L4 null marks the source; undefined means the target was never reached.
L5 We gather vertices in reverse: target first, source last.
L8 Reverse to get the natural source-to-target direction.

Running it on the example graph

// Directed, weighted graph: vertex -> [[neighbor, weight], ...]
const adj = {
A: [["B", 4], ["C", 1]],
B: [["E", 4]],
C: [["B", 2], ["D", 5]],
D: [["E", 2]],
E: [["F", 3]],
F: []
};

// Min-heap of [distance, vertex], ordered by distance.
// No decrease-key: push duplicates, skip stale pops (lazy deletion).

(Element and region listings)
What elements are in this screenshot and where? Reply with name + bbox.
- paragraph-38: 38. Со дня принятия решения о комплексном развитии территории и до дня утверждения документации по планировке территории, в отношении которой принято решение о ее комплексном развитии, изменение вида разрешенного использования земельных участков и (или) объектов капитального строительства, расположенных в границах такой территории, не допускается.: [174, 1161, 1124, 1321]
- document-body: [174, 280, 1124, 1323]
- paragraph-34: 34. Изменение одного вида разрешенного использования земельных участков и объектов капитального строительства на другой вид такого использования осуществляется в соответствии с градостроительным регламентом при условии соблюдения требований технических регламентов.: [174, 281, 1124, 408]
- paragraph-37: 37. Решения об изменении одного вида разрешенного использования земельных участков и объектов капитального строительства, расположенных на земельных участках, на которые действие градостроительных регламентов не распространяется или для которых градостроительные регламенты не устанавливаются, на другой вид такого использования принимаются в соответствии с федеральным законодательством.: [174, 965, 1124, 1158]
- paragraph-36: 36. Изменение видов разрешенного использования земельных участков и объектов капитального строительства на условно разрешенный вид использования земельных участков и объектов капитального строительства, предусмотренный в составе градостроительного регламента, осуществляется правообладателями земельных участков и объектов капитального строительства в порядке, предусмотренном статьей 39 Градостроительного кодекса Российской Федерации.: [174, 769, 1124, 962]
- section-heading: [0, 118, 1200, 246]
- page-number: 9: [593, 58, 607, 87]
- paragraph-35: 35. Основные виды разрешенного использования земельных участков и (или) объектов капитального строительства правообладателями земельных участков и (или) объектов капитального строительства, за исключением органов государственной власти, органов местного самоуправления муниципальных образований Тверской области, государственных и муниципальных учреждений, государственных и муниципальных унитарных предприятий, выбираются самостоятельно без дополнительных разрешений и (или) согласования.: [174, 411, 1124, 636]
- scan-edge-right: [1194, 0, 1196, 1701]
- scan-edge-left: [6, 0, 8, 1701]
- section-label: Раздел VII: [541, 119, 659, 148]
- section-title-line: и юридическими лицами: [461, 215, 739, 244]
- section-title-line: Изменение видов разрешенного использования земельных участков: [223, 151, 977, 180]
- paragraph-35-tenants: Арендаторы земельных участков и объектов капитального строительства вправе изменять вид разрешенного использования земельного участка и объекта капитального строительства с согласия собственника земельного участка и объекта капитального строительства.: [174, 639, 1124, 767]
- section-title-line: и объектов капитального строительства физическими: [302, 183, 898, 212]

▸ **SET PROBLEM A**
In the shortest-path excerpt, list every directed edge defined in the adj object, with its weight.
▸ **SET PROBLEM B**
Copy everything in the shortest-path excerpt from "L4 null marks" down to "natural source-to-target direction.", replacing "vertices" with "nodes".
The records come from a different source than the shortest-path excerpt.

▸ **TASK RESULT A**
A to B, weight 4
A to C, weight 1
B to E, weight 4
C to B, weight 2
C to D, weight 5
D to E, weight 2
E to F, weight 3

▸ **TASK RESULT B**
L4 null marks the source; undefined means the target was never reached.
L5 We gather nodes in reverse: target first, source last.
L8 Reverse to get the natural source-to-target direction.